Restate the data word for word and leave the images out.

▼

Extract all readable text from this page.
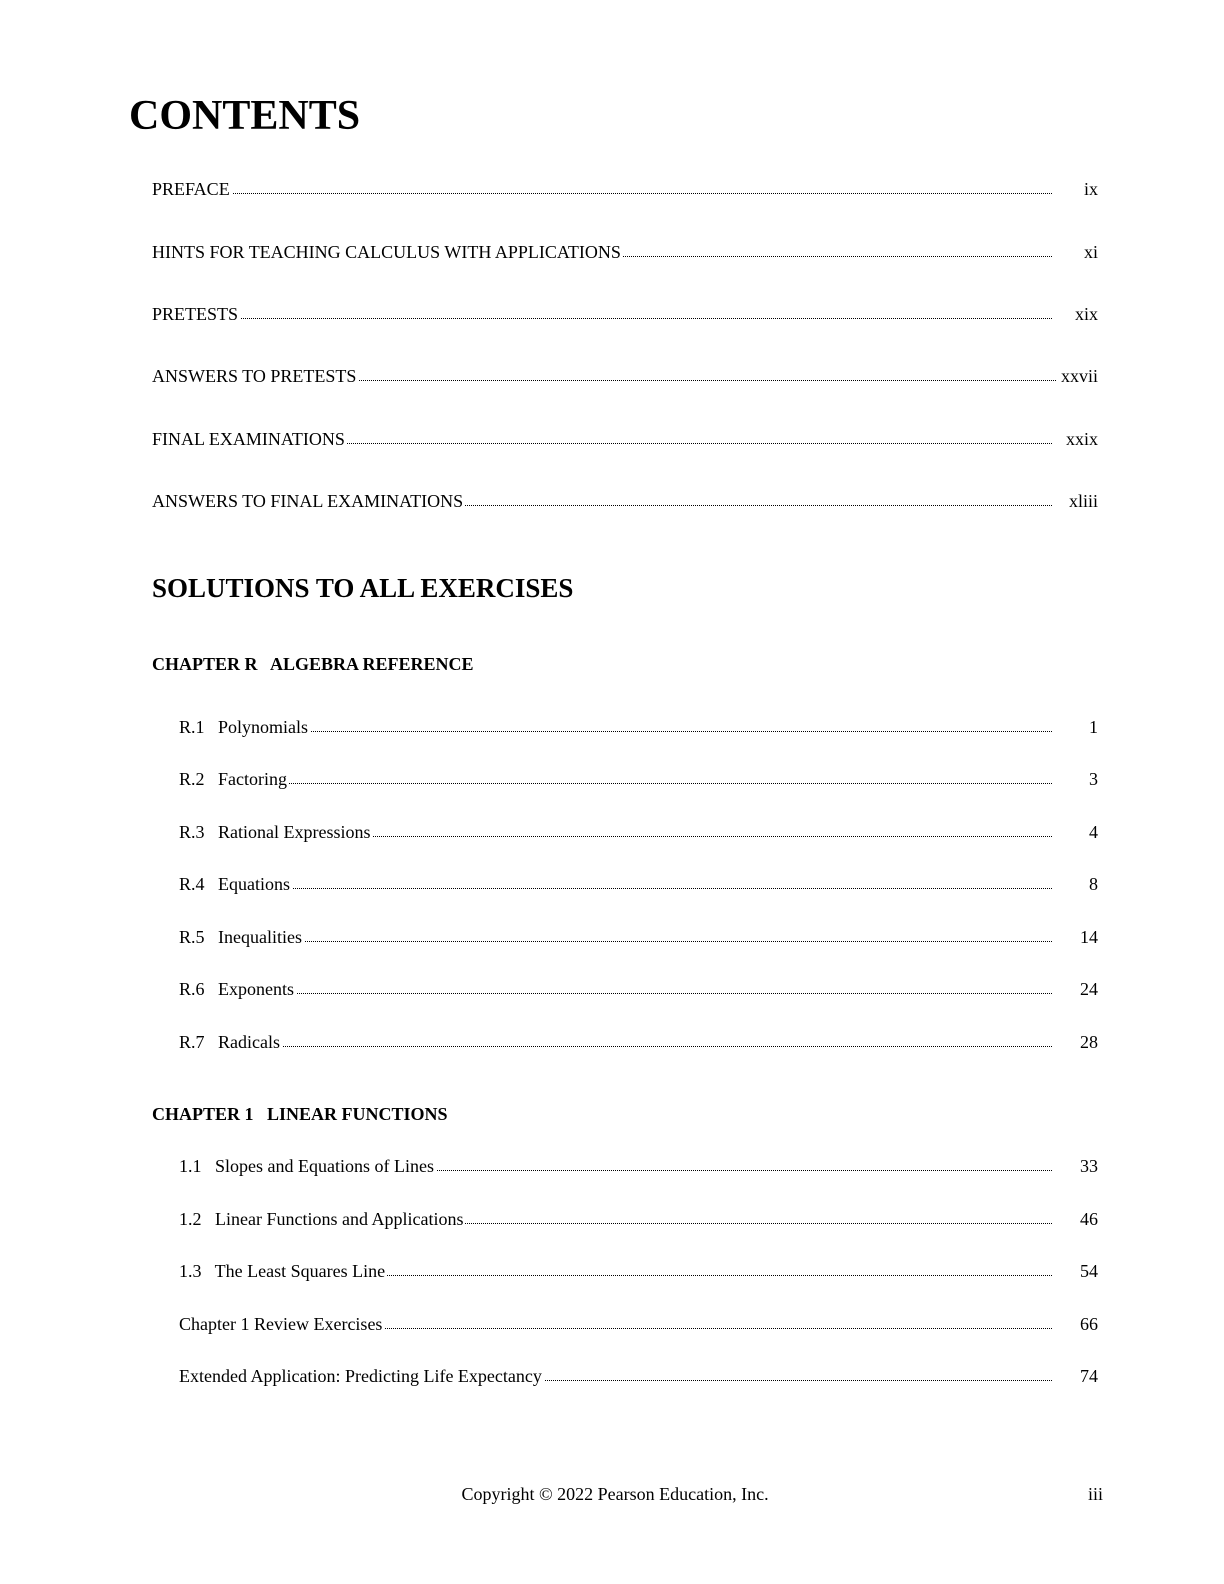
CONTENTS
PREFACE	ix
HINTS FOR TEACHING CALCULUS WITH APPLICATIONS	xi
PRETESTS	xix
ANSWERS TO PRETESTS	xxvii
FINAL EXAMINATIONS	xxix
ANSWERS TO FINAL EXAMINATIONS	xliii
SOLUTIONS TO ALL EXERCISES
CHAPTER R   ALGEBRA REFERENCE
R.1   Polynomials	1
R.2   Factoring	3
R.3   Rational Expressions	4
R.4   Equations	8
R.5   Inequalities	14
R.6   Exponents	24
R.7   Radicals	28
CHAPTER 1   LINEAR FUNCTIONS
1.1   Slopes and Equations of Lines	33
1.2   Linear Functions and Applications	46
1.3   The Least Squares Line	54
Chapter 1 Review Exercises	66
Extended Application: Predicting Life Expectancy	74
Copyright © 2022 Pearson Education, Inc.	iii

▲

▶ [The output]:
Extract all readable text from this page.
CONTENTS
PREFACE	ix
HINTS FOR TEACHING CALCULUS WITH APPLICATIONS	xi
PRETESTS	xix
ANSWERS TO PRETESTS	xxvii
FINAL EXAMINATIONS	xxix
ANSWERS TO FINAL EXAMINATIONS	xliii
SOLUTIONS TO ALL EXERCISES
CHAPTER R   ALGEBRA REFERENCE
R.1   Polynomials	1
R.2   Factoring	3
R.3   Rational Expressions	4
R.4   Equations	8
R.5   Inequalities	14
R.6   Exponents	24
R.7   Radicals	28
CHAPTER 1   LINEAR FUNCTIONS
1.1   Slopes and Equations of Lines	33
1.2   Linear Functions and Applications	46
1.3   The Least Squares Line	54
Chapter 1 Review Exercises	66
Extended Application: Predicting Life Expectancy	74
Copyright © 2022 Pearson Education, Inc.	iii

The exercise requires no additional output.